### Written problem
Identify the lines that contain the string "punto" and copy all of them.

### Records shown
┌────────

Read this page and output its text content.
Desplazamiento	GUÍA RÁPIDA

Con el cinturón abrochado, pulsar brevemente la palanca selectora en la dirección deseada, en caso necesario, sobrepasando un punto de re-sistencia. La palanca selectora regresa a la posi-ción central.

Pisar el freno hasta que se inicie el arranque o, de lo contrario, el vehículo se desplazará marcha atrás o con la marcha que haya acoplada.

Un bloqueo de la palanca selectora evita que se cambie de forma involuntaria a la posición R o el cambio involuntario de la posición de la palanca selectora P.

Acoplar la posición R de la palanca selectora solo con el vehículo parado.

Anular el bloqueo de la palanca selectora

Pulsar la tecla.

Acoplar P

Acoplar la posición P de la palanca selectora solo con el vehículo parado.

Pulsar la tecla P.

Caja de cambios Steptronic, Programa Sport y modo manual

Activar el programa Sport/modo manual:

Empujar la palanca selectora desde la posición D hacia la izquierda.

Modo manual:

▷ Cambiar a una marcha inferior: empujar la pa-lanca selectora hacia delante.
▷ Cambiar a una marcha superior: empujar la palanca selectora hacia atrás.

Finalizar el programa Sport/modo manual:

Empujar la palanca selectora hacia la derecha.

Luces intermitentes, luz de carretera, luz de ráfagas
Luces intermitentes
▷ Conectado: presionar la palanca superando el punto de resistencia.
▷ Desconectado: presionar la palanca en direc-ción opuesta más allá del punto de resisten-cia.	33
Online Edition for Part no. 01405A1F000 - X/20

└────────

### Answer to the task
Con el cinturón abrochado, pulsar brevemente la palanca selectora en la dirección deseada, en caso necesario, sobrepasando un punto de re-sistencia. La palanca selectora regresa a la posi-ción central.
▷ Conectado: presionar la palanca superando el punto de resistencia.
▷ Desconectado: presionar la palanca en direc-ción opuesta más allá del punto de resisten-cia.	33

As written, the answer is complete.